**Task to carry out:** Pull out every line with the word "sunt".
-------- Source material --------
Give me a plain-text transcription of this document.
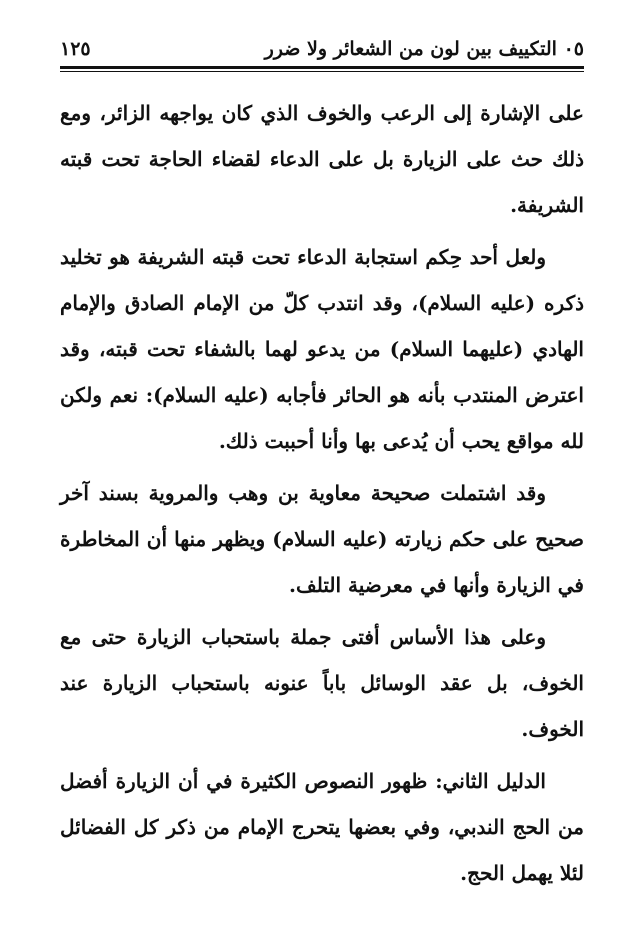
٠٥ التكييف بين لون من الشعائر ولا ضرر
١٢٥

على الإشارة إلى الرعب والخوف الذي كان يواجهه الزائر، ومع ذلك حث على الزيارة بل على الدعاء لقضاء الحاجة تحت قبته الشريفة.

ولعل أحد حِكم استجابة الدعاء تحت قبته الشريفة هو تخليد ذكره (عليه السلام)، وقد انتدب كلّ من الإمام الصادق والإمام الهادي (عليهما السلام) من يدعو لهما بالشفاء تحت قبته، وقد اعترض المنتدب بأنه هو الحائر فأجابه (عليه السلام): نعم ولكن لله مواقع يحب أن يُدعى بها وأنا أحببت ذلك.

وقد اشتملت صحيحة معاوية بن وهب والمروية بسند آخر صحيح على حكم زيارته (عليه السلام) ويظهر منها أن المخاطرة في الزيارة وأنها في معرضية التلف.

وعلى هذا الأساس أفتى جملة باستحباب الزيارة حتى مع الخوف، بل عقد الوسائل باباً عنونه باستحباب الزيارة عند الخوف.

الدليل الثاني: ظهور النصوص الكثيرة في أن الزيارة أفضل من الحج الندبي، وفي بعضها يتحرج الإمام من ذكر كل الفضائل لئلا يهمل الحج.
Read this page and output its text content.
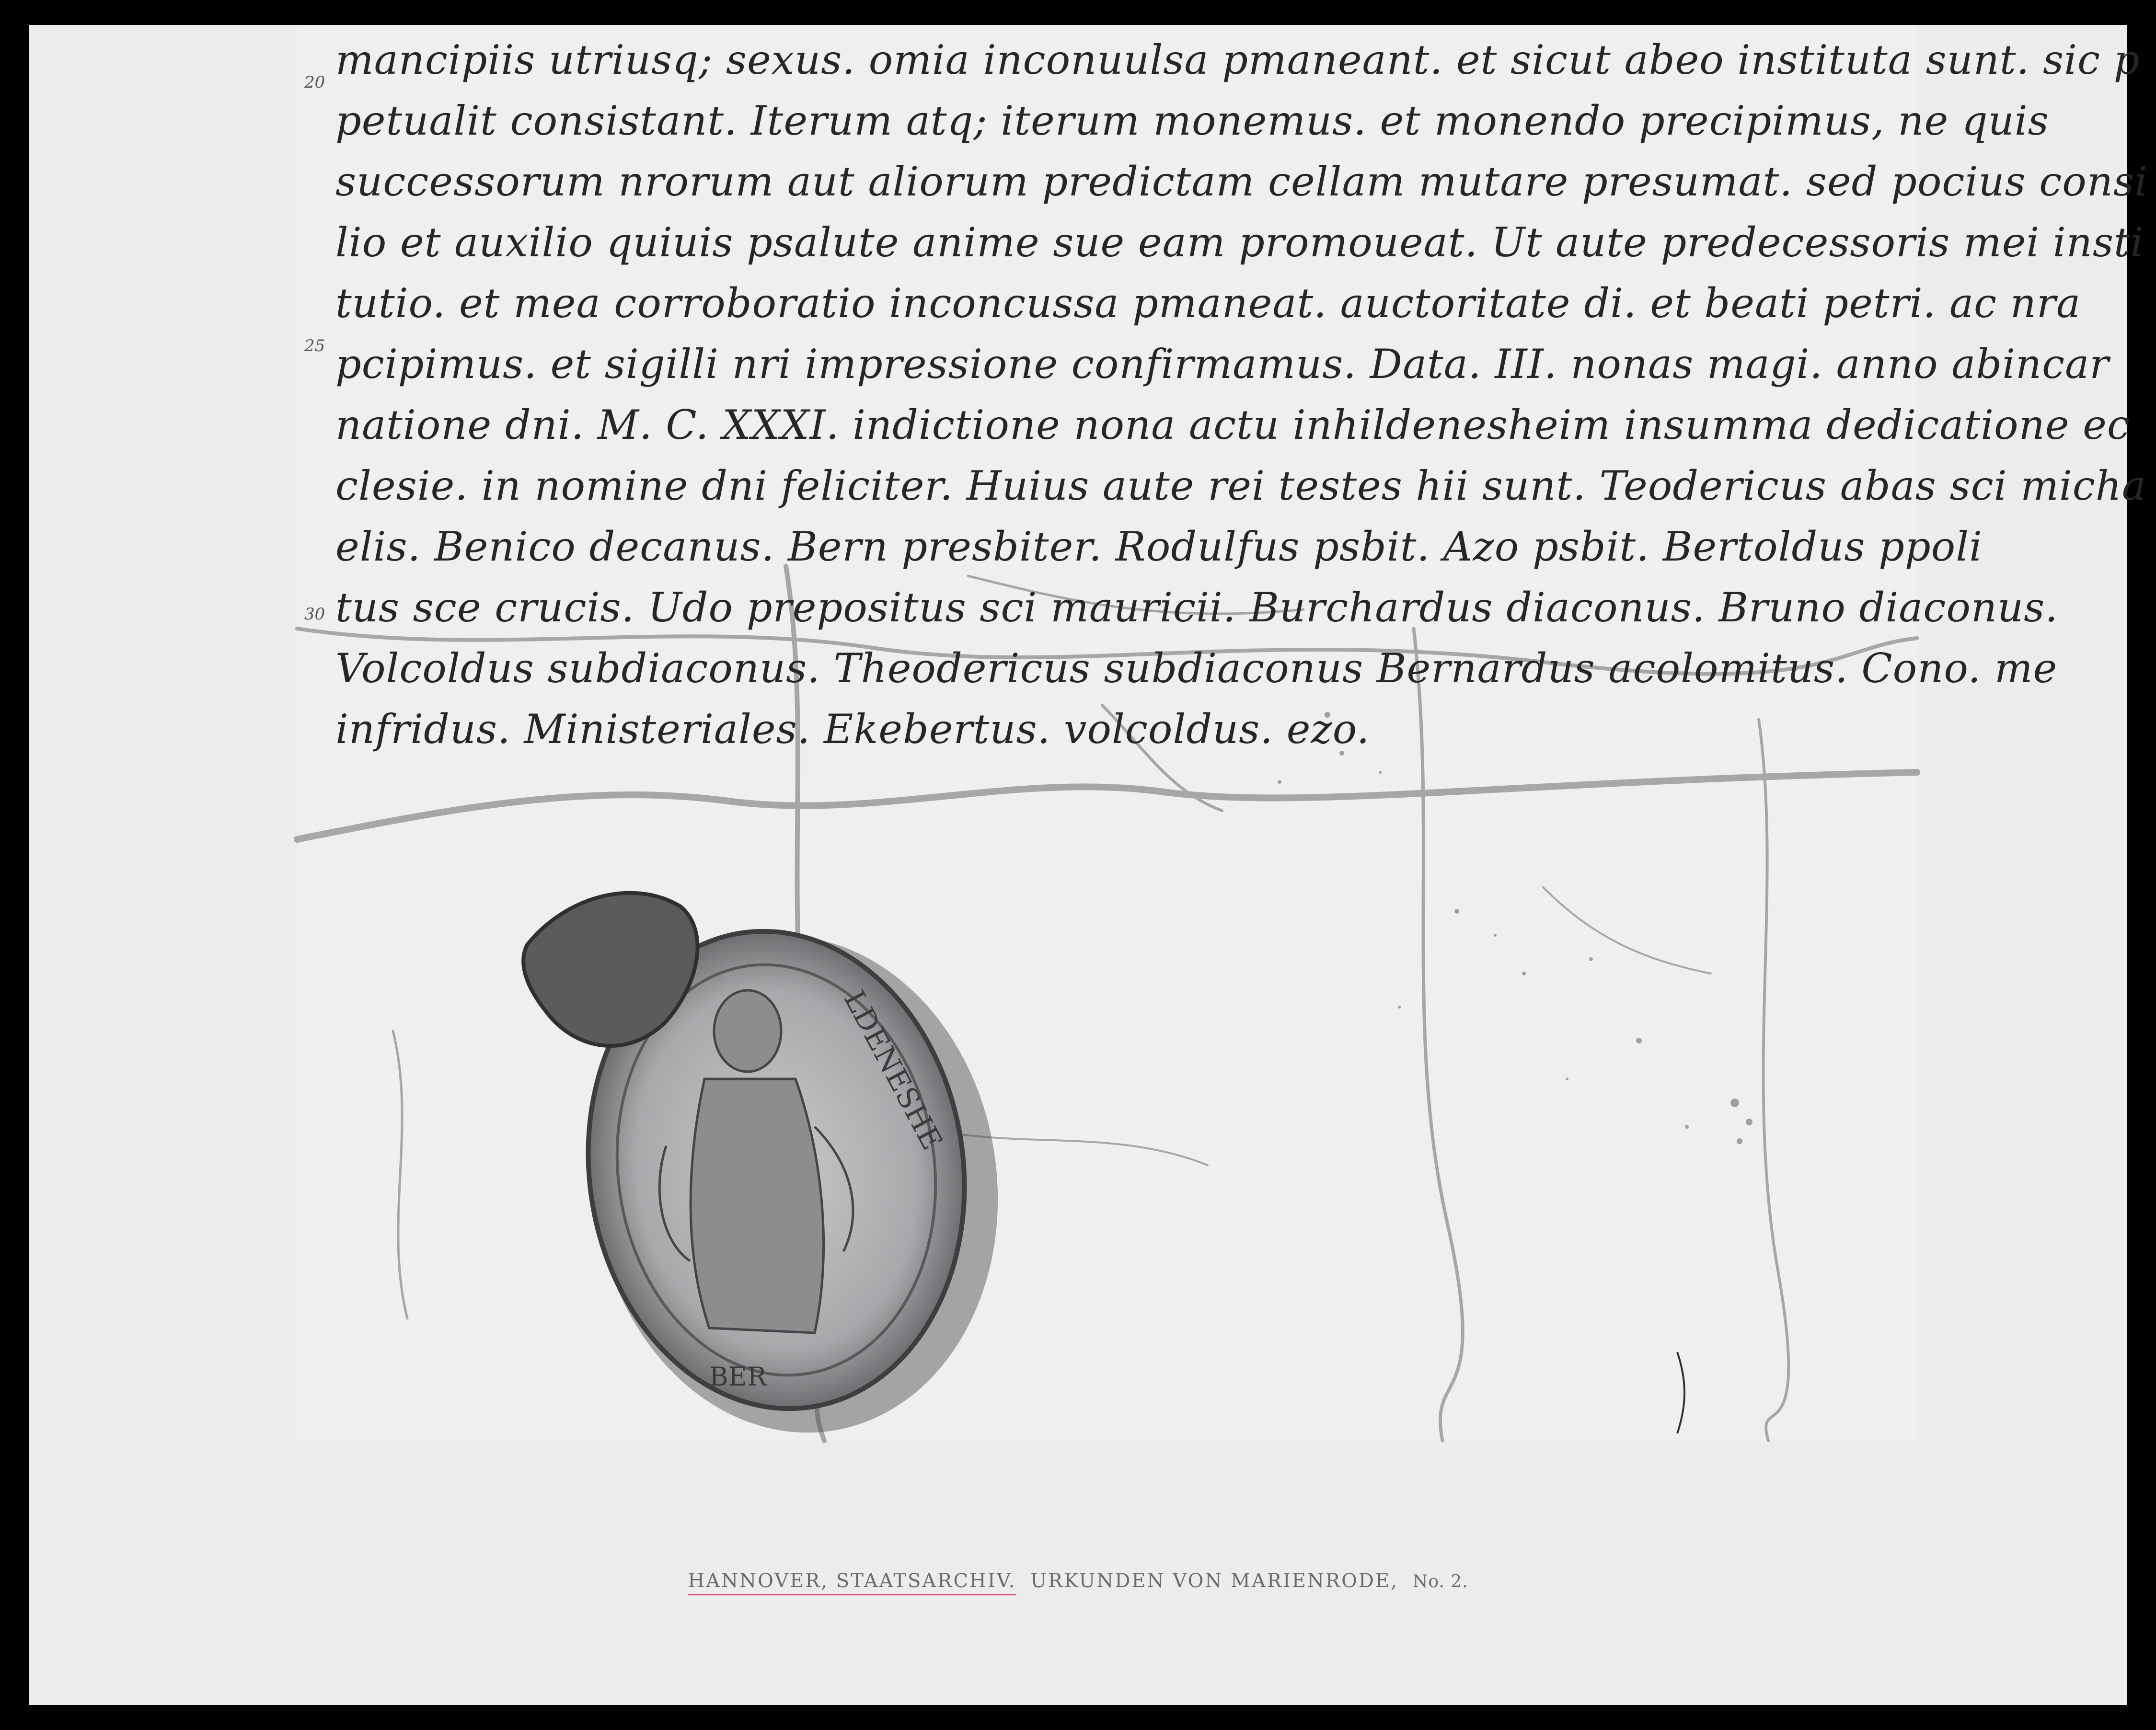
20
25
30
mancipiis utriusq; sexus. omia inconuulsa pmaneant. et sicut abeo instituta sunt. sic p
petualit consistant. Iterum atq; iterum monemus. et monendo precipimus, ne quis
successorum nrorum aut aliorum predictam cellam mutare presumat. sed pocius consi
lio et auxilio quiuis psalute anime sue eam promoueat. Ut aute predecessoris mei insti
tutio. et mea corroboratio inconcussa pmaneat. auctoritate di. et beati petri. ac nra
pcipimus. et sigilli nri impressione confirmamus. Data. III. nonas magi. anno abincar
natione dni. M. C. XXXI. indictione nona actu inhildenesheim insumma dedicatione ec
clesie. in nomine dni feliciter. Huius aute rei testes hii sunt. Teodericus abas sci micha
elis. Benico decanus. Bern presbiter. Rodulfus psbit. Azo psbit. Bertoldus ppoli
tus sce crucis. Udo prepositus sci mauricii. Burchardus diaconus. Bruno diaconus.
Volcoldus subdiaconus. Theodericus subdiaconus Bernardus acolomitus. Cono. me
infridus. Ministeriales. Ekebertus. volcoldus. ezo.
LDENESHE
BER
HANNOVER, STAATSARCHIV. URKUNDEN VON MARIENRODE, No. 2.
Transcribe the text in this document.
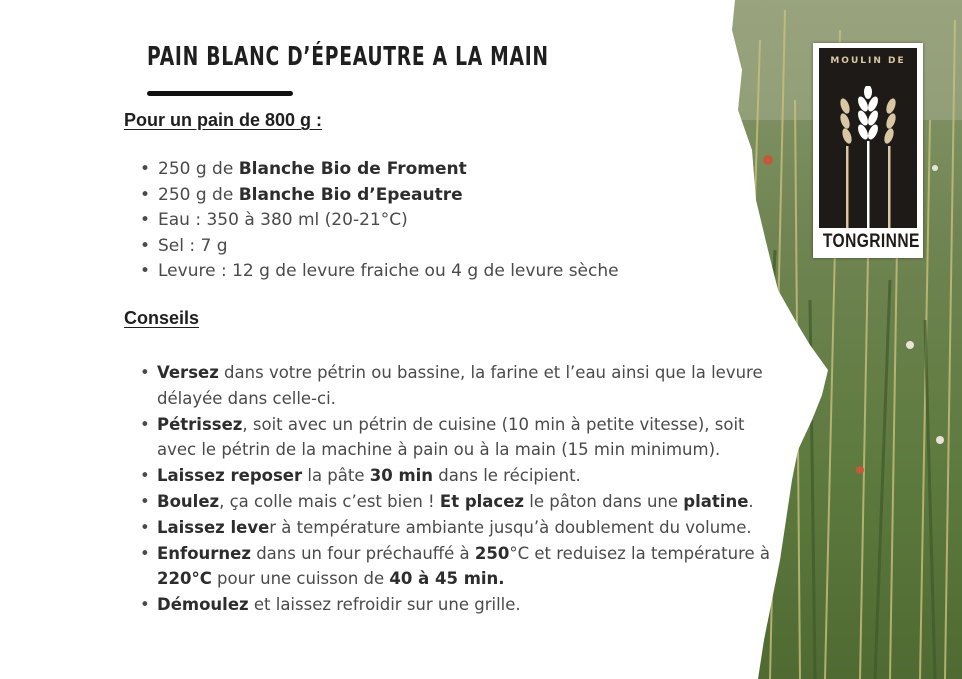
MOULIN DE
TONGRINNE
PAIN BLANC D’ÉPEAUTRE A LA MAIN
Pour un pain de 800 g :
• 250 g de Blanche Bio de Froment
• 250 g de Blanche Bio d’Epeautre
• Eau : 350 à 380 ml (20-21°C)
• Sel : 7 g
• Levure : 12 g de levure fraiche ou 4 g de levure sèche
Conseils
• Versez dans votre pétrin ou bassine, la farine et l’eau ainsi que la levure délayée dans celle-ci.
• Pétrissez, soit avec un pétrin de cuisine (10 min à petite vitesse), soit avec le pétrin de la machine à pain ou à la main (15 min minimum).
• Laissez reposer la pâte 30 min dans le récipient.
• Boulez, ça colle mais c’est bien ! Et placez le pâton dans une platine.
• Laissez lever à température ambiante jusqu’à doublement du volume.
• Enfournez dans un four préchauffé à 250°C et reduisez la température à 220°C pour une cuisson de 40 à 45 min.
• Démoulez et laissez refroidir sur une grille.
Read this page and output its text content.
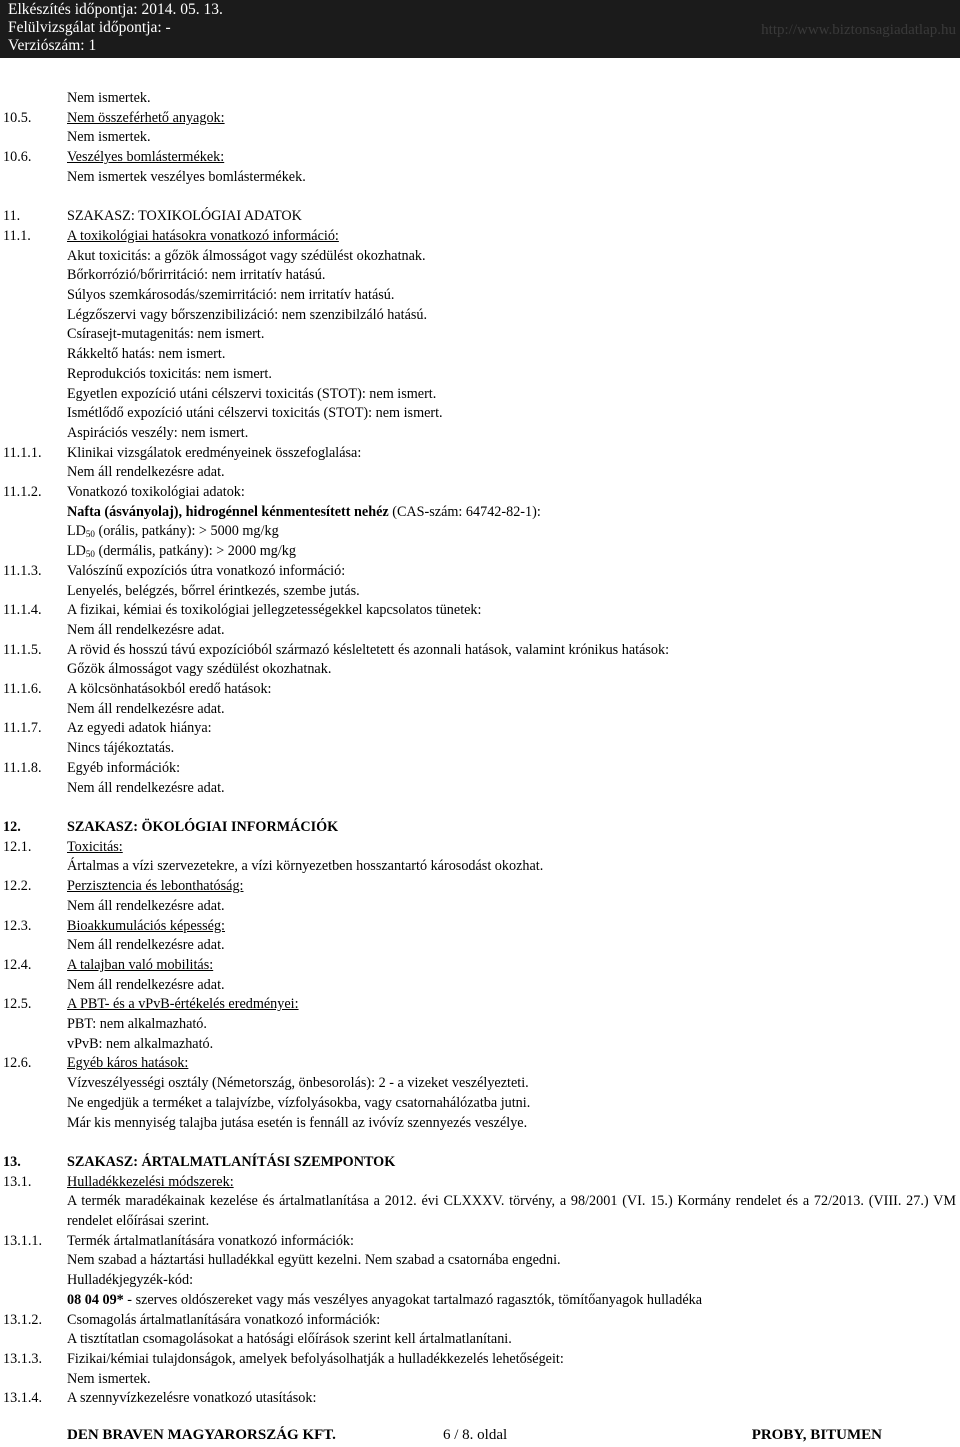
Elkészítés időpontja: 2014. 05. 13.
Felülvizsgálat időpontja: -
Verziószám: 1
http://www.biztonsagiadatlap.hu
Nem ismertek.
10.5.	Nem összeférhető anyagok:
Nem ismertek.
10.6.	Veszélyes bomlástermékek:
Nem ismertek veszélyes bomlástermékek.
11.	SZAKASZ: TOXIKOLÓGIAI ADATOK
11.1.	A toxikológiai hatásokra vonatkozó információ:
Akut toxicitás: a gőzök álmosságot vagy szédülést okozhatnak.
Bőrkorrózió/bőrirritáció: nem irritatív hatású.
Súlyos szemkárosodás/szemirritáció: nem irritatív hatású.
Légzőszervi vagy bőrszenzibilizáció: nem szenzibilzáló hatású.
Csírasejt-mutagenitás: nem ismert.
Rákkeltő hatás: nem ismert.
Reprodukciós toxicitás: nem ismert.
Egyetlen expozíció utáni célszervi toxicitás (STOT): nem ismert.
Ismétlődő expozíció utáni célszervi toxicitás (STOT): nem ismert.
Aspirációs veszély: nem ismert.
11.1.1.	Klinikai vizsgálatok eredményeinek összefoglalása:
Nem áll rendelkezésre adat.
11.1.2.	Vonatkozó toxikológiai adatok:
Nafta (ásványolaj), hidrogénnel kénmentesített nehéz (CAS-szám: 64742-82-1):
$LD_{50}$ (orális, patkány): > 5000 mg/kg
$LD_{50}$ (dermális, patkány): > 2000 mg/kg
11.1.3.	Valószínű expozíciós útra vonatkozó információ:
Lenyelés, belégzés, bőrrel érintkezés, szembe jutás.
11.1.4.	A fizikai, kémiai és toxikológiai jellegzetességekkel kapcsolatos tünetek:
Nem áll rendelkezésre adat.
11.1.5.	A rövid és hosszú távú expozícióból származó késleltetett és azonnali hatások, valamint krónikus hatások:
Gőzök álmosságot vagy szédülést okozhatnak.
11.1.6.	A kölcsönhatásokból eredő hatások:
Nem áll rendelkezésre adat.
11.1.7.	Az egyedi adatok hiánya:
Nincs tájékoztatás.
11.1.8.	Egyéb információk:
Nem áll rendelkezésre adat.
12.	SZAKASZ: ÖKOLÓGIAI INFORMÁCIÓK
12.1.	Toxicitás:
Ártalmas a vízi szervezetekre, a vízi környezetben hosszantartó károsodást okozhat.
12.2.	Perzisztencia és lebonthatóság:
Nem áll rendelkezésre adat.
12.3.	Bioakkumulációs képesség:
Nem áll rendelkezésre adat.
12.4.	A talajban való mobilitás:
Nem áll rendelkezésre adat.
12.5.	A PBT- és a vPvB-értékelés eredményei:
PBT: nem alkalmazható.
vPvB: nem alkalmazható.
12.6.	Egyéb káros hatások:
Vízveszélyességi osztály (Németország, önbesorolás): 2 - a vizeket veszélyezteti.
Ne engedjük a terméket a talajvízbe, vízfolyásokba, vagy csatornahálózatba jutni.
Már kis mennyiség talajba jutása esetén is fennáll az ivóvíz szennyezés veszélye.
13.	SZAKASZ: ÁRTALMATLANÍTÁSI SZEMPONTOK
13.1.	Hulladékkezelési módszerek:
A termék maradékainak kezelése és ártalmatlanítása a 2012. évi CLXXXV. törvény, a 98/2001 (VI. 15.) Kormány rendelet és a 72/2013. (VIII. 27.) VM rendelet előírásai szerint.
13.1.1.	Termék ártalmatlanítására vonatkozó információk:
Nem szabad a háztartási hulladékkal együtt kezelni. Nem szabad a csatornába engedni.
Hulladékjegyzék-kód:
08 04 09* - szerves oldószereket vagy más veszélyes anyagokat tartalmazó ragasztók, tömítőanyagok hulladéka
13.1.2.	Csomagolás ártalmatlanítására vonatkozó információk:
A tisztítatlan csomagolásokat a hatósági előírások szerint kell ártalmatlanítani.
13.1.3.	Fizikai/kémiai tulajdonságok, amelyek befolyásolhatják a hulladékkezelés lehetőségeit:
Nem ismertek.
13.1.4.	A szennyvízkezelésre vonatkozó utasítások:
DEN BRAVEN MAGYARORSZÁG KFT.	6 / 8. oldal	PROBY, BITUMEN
--------
**Answer below:**
mancipiis utriusq; sexus. omia inconuulsa pmaneant. et sicut abeo instituta sunt. sic p
clesie. in nomine dni feliciter. Huius aute rei testes hii sunt. Teodericus abas sci micha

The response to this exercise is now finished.